Exercise objective: Search the records for "title" and copy each line that holds it.

Record excerpts:
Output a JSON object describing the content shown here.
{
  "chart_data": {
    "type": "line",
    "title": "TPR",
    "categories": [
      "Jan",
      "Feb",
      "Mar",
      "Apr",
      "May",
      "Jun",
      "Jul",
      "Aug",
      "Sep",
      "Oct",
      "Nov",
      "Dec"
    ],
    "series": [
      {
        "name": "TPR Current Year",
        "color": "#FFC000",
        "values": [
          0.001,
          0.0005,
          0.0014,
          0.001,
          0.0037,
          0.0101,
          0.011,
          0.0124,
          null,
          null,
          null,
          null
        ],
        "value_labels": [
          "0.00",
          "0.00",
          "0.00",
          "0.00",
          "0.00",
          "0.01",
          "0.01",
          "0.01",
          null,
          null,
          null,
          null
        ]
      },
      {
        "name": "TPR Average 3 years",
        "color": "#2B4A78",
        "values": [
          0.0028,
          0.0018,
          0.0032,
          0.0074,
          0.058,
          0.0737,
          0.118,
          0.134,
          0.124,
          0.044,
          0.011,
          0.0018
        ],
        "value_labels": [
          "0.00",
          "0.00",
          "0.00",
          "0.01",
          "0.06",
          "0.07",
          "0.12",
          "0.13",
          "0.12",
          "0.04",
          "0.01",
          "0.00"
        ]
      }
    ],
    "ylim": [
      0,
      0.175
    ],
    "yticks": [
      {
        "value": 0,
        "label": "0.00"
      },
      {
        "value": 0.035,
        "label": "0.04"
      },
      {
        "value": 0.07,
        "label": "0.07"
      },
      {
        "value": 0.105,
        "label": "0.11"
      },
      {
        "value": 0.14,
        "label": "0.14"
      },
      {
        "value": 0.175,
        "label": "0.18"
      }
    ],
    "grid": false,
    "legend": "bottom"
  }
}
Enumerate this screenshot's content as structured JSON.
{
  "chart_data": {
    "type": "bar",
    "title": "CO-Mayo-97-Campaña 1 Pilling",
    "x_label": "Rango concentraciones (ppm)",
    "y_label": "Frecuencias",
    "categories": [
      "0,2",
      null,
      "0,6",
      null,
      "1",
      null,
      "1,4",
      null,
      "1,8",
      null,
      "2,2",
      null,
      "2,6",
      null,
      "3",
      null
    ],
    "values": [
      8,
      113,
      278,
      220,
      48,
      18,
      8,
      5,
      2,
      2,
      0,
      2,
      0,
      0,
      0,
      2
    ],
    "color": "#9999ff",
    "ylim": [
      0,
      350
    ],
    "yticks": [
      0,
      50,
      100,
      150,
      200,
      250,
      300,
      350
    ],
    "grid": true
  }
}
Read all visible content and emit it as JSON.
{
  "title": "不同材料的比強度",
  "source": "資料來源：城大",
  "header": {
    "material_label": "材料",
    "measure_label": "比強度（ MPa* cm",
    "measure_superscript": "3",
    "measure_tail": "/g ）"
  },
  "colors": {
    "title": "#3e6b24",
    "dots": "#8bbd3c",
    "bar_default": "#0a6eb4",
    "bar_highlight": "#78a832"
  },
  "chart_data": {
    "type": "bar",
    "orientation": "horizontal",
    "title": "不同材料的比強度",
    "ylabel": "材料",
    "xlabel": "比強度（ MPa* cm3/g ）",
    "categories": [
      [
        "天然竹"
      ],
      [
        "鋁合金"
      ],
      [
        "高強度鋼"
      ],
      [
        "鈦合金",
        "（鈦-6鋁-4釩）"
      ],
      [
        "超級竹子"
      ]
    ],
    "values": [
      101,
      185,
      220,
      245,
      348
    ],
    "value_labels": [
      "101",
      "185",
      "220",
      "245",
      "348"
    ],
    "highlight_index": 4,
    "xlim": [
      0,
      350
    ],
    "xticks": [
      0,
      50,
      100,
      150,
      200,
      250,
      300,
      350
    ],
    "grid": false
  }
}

Answer below:
    "title": "TPR",
    "title": "CO-Mayo-97-Campaña 1 Pilling",
  "title": "不同材料的比強度",
    "title": "#3e6b24",
    "title": "不同材料的比強度",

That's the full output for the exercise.